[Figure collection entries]
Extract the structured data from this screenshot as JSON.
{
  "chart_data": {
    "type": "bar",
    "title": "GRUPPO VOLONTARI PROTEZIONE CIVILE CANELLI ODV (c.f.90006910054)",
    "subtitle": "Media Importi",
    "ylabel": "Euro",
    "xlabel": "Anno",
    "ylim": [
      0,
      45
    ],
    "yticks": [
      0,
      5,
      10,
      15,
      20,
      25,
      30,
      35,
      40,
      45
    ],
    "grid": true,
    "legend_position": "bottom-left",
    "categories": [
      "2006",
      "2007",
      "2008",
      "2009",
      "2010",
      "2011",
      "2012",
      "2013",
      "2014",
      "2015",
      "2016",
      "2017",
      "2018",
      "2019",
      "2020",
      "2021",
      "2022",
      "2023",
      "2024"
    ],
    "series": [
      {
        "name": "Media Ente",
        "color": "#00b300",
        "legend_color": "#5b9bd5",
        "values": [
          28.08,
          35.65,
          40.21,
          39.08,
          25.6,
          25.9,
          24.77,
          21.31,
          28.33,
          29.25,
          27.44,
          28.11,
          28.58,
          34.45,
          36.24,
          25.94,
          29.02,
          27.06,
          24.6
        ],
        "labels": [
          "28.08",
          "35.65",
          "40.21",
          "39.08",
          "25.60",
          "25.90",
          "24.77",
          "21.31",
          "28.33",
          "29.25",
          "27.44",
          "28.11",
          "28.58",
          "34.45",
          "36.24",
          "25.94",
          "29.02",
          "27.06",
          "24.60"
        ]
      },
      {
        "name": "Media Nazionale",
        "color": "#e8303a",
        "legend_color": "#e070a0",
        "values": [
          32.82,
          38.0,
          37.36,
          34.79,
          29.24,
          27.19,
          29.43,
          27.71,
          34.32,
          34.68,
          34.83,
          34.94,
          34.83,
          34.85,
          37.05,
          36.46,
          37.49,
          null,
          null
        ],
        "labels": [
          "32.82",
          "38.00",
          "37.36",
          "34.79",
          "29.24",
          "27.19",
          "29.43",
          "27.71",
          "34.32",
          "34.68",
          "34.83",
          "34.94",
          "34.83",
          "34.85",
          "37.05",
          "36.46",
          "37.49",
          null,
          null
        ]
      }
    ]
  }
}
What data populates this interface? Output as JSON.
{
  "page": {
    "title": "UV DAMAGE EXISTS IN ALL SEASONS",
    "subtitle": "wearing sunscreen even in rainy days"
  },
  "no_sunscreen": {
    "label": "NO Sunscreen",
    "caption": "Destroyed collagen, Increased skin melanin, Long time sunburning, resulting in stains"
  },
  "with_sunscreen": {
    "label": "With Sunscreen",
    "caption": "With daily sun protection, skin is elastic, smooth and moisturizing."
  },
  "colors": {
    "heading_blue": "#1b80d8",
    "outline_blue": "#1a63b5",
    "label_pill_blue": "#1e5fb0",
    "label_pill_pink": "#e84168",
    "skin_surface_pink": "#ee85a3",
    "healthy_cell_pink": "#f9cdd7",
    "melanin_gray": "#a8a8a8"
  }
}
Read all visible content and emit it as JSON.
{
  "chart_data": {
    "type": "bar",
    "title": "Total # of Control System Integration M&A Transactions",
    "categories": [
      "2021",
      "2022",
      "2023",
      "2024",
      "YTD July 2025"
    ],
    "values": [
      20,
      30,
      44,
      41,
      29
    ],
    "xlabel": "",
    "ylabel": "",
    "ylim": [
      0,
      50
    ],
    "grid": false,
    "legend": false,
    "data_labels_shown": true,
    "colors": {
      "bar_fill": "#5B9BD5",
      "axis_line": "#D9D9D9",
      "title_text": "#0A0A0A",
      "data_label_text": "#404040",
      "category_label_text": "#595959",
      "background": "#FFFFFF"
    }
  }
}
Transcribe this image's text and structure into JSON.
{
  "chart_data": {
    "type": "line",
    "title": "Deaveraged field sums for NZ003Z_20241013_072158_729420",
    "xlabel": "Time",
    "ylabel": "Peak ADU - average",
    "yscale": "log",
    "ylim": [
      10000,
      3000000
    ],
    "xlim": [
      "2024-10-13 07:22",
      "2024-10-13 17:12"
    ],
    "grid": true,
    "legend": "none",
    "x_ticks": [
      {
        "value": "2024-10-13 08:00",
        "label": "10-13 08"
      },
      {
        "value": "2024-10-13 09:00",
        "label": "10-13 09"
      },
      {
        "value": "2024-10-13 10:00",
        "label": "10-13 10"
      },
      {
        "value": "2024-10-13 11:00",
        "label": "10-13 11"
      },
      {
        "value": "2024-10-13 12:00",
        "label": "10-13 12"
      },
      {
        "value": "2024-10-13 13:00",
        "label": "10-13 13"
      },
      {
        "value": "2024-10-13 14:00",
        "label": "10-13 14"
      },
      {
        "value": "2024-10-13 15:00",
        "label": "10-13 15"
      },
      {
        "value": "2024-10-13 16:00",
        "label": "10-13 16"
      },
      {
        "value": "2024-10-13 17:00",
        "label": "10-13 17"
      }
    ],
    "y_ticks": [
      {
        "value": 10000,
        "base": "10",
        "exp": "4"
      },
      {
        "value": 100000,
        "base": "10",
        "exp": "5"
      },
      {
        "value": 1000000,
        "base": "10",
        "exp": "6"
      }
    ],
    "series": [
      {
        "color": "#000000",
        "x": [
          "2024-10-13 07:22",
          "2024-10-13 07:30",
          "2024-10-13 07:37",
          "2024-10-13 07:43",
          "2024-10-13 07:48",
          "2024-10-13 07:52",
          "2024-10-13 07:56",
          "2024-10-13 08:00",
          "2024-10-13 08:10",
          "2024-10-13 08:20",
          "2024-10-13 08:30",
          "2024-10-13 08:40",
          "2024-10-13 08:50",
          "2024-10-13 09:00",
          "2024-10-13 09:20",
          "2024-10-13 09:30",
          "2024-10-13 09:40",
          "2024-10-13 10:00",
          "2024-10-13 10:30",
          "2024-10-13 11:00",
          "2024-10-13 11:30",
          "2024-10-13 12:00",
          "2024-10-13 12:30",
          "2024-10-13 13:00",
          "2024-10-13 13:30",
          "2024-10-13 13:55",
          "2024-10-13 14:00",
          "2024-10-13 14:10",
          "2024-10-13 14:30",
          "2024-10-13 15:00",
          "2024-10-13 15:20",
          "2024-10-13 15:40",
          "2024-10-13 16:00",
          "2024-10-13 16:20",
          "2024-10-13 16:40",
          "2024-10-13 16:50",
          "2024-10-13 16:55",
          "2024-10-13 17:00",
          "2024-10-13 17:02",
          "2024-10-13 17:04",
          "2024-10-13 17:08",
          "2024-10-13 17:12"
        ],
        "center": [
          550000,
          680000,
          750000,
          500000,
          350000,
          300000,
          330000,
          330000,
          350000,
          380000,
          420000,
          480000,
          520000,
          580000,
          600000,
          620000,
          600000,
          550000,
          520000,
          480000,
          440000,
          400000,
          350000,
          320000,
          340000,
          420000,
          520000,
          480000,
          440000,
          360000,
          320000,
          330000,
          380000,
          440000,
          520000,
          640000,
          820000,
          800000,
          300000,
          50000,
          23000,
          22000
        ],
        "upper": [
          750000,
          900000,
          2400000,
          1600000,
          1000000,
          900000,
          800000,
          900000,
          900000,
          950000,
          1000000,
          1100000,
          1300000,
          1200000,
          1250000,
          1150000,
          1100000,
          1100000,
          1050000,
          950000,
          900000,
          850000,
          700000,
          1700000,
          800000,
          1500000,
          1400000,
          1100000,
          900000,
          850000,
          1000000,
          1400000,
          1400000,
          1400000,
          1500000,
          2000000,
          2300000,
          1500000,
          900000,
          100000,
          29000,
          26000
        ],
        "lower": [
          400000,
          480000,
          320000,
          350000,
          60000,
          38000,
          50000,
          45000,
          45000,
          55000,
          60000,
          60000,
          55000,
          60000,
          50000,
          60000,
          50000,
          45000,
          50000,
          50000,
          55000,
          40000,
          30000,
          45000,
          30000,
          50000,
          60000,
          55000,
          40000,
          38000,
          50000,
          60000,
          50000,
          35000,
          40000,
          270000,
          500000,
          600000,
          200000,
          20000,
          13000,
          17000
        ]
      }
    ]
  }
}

◆ **Set task**
Check each line of the entries above, and show every one holding the word "Media".

◆ **The output**
    "subtitle": "Media Importi",
        "name": "Media Ente",
        "name": "Media Nazionale",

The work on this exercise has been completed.